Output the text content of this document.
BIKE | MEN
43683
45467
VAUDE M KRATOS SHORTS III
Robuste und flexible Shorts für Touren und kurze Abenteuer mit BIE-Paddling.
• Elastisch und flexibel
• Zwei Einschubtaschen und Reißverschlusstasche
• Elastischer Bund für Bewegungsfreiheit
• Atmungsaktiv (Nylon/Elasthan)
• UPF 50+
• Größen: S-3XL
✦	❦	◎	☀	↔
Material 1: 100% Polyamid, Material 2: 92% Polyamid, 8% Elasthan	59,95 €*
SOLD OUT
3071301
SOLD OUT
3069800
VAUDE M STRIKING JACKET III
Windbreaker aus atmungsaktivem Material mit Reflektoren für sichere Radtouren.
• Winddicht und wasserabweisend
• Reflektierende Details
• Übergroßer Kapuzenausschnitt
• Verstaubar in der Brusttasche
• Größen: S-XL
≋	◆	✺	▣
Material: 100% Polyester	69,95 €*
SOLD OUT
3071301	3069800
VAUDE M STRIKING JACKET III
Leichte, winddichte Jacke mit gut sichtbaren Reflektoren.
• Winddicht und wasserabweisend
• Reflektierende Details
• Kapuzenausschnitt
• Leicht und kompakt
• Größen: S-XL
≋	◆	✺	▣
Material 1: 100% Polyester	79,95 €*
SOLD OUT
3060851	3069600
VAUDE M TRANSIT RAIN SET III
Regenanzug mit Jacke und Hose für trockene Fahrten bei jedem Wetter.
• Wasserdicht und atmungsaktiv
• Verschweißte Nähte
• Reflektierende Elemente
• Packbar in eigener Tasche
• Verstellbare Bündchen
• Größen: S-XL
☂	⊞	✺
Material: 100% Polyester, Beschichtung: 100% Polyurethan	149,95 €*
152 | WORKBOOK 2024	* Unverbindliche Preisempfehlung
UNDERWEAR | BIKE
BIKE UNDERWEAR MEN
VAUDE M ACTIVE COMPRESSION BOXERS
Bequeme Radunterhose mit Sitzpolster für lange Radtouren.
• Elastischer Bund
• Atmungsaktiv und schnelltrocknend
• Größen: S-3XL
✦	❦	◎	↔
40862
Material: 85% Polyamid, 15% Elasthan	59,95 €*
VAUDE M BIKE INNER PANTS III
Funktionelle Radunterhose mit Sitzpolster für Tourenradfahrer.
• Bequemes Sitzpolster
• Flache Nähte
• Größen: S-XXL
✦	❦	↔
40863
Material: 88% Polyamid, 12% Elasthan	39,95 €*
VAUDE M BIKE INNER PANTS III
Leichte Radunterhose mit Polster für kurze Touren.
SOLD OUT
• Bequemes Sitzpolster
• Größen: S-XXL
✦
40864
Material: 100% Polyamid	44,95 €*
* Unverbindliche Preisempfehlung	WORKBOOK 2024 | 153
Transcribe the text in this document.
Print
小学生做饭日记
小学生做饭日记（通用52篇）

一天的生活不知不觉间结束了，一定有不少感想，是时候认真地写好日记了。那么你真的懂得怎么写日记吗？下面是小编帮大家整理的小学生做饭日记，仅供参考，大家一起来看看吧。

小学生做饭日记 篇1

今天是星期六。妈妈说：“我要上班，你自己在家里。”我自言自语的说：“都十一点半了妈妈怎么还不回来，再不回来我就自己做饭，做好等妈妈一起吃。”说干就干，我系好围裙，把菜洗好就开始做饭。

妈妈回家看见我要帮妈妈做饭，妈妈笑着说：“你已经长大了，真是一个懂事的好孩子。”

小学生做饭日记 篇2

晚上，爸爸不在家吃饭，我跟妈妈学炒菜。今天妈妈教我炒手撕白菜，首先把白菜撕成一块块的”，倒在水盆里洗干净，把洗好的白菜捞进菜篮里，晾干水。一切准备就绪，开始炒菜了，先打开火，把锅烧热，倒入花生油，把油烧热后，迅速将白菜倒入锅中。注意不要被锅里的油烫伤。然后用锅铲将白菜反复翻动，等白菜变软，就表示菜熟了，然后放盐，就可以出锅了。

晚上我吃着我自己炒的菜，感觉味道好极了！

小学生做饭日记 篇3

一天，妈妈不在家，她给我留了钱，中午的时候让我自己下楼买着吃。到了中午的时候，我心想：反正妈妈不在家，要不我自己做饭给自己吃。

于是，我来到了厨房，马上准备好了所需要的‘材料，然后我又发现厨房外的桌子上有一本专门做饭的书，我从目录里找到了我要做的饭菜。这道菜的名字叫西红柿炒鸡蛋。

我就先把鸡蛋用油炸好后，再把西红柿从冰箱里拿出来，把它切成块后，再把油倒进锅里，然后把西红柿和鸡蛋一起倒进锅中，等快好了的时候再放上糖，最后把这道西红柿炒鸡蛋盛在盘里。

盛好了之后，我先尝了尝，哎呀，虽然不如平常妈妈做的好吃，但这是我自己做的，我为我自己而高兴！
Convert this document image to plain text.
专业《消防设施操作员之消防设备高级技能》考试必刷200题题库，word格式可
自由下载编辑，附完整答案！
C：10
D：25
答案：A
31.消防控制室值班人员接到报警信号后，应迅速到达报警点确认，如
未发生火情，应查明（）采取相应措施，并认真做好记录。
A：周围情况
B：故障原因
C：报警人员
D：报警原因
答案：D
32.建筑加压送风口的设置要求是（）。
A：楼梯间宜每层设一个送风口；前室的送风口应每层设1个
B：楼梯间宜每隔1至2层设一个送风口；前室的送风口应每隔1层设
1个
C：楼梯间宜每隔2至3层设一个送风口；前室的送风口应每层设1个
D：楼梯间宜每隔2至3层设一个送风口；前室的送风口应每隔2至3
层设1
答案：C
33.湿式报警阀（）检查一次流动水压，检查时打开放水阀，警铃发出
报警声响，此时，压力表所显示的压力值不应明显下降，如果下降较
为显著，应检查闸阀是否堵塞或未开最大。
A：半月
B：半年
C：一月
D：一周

.....

Collect every line from the records above that contains the word "Reflektoren".

= Task answer =
Windbreaker aus atmungsaktivem Material mit Reflektoren für sichere Radtouren.
Leichte, winddichte Jacke mit gut sichtbaren Reflektoren.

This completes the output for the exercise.